| Exercise directions |
Each line of the material must be repeated precisely, with the pictures left out.

| Material provided |

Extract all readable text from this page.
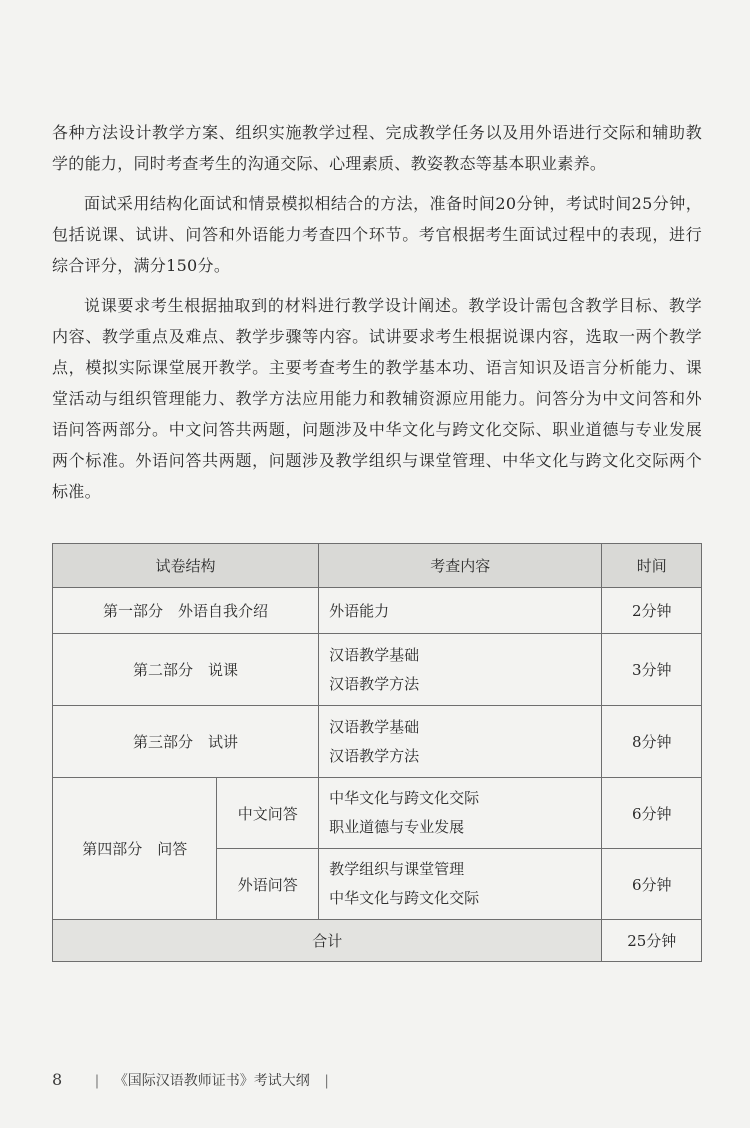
各种方法设计教学方案、组织实施教学过程、完成教学任务以及用外语进行交际和辅助教学的能力，同时考查考生的沟通交际、心理素质、教姿教态等基本职业素养。

面试采用结构化面试和情景模拟相结合的方法，准备时间20分钟，考试时间25分钟，包括说课、试讲、问答和外语能力考查四个环节。考官根据考生面试过程中的表现，进行综合评分，满分150分。

说课要求考生根据抽取到的材料进行教学设计阐述。教学设计需包含教学目标、教学内容、教学重点及难点、教学步骤等内容。试讲要求考生根据说课内容，选取一两个教学点，模拟实际课堂展开教学。主要考查考生的教学基本功、语言知识及语言分析能力、课堂活动与组织管理能力、教学方法应用能力和教辅资源应用能力。问答分为中文问答和外语问答两部分。中文问答共两题，问题涉及中华文化与跨文化交际、职业道德与专业发展两个标准。外语问答共两题，问题涉及教学组织与课堂管理、中华文化与跨文化交际两个标准。

试卷结构		考查内容	时间
第一部分　外语自我介绍		外语能力	2分钟
第二部分　说课		汉语教学基础
汉语教学方法	3分钟
第三部分　试讲		汉语教学基础
汉语教学方法	8分钟
第四部分　问答	中文问答	中华文化与跨文化交际
职业道德与专业发展	6分钟
	外语问答	教学组织与课堂管理
中华文化与跨文化交际	6分钟
合计			25分钟
8 | 《国际汉语教师证书》考试大纲 |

| Solution to this problem |
Extract all readable text from this page.
各种方法设计教学方案、组织实施教学过程、完成教学任务以及用外语进行交际和辅助教学的能力，同时考查考生的沟通交际、心理素质、教姿教态等基本职业素养。

面试采用结构化面试和情景模拟相结合的方法，准备时间20分钟，考试时间25分钟，包括说课、试讲、问答和外语能力考查四个环节。考官根据考生面试过程中的表现，进行综合评分，满分150分。

说课要求考生根据抽取到的材料进行教学设计阐述。教学设计需包含教学目标、教学内容、教学重点及难点、教学步骤等内容。试讲要求考生根据说课内容，选取一两个教学点，模拟实际课堂展开教学。主要考查考生的教学基本功、语言知识及语言分析能力、课堂活动与组织管理能力、教学方法应用能力和教辅资源应用能力。问答分为中文问答和外语问答两部分。中文问答共两题，问题涉及中华文化与跨文化交际、职业道德与专业发展两个标准。外语问答共两题，问题涉及教学组织与课堂管理、中华文化与跨文化交际两个标准。

试卷结构		考查内容	时间
第一部分　外语自我介绍		外语能力	2分钟
第二部分　说课		汉语教学基础
汉语教学方法	3分钟
第三部分　试讲		汉语教学基础
汉语教学方法	8分钟
第四部分　问答	中文问答	中华文化与跨文化交际
职业道德与专业发展	6分钟
	外语问答	教学组织与课堂管理
中华文化与跨文化交际	6分钟
合计			25分钟
8 | 《国际汉语教师证书》考试大纲 |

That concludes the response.